BIT hereby represents and warrants to GNDM that:


2.1

Organization.  BIT is a corporation duly organized, validly existing, and in good standing under the laws of the Ontario, has all necessary corporate powers to carry on its business as now owned and operated, and is duly qualified to do business and is in good standing in each of the states and other jurisdictions where its business requires qualification.


2.2

Capital.  BIT’s authorized capital presently consists of unlimited shares of common Class A stock, no par value, of which, as of the date hereof, 10,000 of such shares are issued and outstanding. There are no shares, warrants or options outstanding or which have been reserved for issuance based upon certain specified contingencies. All issued and outstanding shares have been duly authorized, validly issued and are fully paid and non-assessable, and are subject to no preemptive rights of any shareholder.  BIT no subsidiaries.


2.3

Directors and Officers.  Schedule 2.3 to this Agreement, the text of which is hereby incorporated by reference, contains the names and titles of all of the directors and officers of BIT as of the date of this Agreement.

_TASK REQUIREMENTS_
Carry the BIT warranties text forward from its last sentence. The material is separate from the BIT warranties text.

_DATASET CONTENT_

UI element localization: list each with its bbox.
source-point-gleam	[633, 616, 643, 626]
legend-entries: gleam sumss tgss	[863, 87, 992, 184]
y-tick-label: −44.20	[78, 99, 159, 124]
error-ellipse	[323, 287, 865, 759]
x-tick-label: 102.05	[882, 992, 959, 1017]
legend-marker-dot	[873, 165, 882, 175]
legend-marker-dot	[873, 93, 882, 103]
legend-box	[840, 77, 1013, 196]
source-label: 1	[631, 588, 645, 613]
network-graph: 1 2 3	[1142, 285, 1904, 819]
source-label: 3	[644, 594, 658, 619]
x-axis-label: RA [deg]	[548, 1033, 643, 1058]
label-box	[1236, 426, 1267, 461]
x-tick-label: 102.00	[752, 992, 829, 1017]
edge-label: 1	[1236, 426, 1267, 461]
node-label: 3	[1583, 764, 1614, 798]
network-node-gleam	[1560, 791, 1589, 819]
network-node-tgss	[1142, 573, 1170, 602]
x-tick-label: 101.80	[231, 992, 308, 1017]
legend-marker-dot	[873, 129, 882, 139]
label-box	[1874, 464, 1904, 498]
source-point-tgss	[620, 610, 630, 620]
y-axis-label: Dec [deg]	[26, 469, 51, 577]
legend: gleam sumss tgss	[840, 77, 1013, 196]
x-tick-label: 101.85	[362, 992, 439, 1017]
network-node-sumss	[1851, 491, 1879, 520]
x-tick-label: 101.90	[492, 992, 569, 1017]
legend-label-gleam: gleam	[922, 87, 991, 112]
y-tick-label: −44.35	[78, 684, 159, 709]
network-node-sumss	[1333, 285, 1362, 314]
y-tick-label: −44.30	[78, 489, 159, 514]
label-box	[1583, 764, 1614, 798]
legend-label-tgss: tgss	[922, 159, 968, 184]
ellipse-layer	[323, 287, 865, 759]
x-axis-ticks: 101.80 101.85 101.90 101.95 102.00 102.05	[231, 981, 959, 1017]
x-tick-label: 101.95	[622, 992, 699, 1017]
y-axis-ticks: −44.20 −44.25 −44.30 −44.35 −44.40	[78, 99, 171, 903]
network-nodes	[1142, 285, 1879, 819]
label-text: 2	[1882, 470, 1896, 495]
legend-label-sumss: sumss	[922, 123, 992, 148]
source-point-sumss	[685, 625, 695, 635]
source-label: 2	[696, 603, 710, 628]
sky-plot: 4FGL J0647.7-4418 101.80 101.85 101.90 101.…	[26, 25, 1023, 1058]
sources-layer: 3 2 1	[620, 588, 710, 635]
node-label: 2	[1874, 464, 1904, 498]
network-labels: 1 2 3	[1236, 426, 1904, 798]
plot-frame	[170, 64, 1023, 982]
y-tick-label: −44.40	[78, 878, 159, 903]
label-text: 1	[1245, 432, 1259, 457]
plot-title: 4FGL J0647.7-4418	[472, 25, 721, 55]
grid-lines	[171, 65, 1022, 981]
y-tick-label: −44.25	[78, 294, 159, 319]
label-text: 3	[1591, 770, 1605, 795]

_WRITTEN ANSWER_
2.4

Compliance with Laws.  BIT has substantially complied with, and is not in violation of, all applicable federal, state or local statutes, laws and regulations, including, without limitation, any applicable building, zoning, environmental, employment or other law, ordinance or regulation affecting its properties, products or the operation of its business except where such non-compliance would not have a materially adverse effect on the business or financial condition of BIT.  BIT has all licenses and permits required to conduct its business as now being conducted and as contemplated in its Business Plan


2.5

Financial Statements.  On or before Closing, BIT will deliver to GNDM, a copy of the audited and unaudited financial statements of BIT as of November 30, 2007 and for the six month period ending at May 31, 2008 (“BIT Financial Statements”).  These financial statements have been prepared from the books and records of BIT, and present fairly the financial position of BIT as of May 31, 2008, and have been prepared in accordance with generally accepted accounting principles consistently applied with those used in preparing financial statements of BIT during prior fiscal periods.  


2.6

Absence of Changes.  Since the date of the most recent financial statements there has not been any change in the financial condition or operations of BIT, except for changes in the ordinary course of business, which changes have not in the aggregate been materially adverse.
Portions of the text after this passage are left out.